The exercise:
Your answer is a single number: how many lines hold the word "Natural"?

Input:

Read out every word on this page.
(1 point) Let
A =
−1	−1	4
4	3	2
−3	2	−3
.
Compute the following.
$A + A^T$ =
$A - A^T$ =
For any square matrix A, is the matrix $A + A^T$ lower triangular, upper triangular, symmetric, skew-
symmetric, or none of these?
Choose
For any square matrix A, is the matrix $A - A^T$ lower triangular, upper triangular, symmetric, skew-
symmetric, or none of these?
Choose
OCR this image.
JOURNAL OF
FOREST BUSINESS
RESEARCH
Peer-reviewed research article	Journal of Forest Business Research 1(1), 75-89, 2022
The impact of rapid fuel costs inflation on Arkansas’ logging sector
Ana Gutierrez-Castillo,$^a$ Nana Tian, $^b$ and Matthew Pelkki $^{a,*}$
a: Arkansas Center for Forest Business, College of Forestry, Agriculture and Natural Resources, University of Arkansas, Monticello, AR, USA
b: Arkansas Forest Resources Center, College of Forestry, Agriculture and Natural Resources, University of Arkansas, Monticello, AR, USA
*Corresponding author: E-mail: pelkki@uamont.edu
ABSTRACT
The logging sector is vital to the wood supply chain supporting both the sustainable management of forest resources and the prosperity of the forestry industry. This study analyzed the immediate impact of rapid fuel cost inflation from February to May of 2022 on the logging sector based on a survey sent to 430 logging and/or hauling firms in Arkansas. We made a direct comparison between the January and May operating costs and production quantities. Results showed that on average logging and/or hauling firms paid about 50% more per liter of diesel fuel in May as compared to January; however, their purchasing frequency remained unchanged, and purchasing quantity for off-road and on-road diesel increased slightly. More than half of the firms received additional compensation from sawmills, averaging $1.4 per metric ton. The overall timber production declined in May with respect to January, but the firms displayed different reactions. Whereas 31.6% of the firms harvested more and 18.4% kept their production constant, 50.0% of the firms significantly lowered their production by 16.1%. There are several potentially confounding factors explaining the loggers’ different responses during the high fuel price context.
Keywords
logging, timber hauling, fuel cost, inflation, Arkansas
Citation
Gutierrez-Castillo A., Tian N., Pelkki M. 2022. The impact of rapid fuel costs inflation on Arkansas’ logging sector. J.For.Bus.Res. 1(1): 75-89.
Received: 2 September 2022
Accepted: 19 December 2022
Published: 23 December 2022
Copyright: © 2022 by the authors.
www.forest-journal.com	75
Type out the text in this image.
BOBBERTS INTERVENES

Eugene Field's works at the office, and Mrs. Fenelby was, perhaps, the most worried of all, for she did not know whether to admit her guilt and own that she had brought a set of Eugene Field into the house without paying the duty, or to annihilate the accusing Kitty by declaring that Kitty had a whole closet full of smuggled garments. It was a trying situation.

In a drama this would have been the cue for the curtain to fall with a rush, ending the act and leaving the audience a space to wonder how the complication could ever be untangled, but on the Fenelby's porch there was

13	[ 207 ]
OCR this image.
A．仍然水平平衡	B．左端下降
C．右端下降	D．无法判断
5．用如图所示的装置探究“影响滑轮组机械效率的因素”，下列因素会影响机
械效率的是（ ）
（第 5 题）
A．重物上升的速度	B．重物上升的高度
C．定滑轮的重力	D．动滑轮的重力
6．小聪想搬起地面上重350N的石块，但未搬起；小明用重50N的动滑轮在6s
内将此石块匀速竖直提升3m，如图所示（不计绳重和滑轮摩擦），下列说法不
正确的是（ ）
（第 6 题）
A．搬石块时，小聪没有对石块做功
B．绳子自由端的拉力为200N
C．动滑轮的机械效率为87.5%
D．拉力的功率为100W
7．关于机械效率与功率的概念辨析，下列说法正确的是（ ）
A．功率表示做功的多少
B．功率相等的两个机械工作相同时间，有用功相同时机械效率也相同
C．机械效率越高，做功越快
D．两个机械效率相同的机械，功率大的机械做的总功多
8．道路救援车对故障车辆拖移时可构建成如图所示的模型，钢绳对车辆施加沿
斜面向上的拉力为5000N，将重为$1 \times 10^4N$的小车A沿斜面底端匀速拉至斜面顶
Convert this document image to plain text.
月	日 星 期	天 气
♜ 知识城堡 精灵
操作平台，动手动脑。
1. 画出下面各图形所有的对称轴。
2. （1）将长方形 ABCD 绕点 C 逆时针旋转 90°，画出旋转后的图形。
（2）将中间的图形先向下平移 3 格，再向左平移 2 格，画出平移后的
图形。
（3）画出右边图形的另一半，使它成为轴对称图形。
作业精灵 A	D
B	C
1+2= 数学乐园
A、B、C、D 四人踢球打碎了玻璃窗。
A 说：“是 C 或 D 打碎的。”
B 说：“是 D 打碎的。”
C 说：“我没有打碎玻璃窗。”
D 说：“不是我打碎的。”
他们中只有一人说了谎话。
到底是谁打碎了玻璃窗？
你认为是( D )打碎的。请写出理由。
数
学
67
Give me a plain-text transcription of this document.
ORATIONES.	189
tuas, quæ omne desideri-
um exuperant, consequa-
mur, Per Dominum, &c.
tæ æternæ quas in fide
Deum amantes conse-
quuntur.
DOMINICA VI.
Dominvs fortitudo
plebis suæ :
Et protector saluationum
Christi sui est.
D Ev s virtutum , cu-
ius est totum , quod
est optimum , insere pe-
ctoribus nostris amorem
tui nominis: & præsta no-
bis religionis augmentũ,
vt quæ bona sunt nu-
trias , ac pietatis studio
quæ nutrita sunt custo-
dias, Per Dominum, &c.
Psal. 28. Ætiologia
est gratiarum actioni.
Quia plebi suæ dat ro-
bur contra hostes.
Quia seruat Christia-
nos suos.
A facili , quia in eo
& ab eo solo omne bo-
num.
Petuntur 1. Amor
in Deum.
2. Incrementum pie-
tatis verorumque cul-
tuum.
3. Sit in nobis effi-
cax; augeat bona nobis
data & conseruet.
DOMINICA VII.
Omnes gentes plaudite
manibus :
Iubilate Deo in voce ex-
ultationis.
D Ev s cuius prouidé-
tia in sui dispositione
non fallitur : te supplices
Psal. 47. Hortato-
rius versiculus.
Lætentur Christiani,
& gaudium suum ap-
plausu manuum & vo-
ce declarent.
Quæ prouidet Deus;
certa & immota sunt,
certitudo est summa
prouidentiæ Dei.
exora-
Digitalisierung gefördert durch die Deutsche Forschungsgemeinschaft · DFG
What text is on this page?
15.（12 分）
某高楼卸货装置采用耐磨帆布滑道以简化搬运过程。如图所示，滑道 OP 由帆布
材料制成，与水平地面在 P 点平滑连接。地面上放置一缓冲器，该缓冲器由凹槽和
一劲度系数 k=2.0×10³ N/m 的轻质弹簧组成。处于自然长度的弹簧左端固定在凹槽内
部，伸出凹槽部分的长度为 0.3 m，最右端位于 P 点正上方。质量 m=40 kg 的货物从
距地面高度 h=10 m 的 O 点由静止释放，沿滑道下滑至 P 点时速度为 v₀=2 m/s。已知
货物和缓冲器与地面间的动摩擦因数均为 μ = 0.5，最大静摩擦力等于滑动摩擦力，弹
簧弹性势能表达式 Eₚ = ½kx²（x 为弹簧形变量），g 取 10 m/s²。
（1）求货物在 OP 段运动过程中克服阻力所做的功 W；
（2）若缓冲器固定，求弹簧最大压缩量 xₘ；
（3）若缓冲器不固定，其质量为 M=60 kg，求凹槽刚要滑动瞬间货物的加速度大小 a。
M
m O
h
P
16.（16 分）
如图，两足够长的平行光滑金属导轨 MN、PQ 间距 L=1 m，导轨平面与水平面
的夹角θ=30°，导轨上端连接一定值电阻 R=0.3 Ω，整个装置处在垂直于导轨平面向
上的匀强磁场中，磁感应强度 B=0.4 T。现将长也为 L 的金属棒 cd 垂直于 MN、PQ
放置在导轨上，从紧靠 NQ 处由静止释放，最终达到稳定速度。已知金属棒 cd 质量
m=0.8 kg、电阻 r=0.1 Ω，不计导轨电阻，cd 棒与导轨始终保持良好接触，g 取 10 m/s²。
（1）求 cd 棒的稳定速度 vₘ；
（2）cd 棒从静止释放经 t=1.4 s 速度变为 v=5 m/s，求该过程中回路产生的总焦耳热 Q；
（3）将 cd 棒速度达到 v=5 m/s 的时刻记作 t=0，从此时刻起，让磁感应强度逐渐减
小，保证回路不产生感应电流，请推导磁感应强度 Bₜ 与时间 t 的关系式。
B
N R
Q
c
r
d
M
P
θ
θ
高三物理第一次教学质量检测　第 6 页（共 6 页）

Answer for the task:
2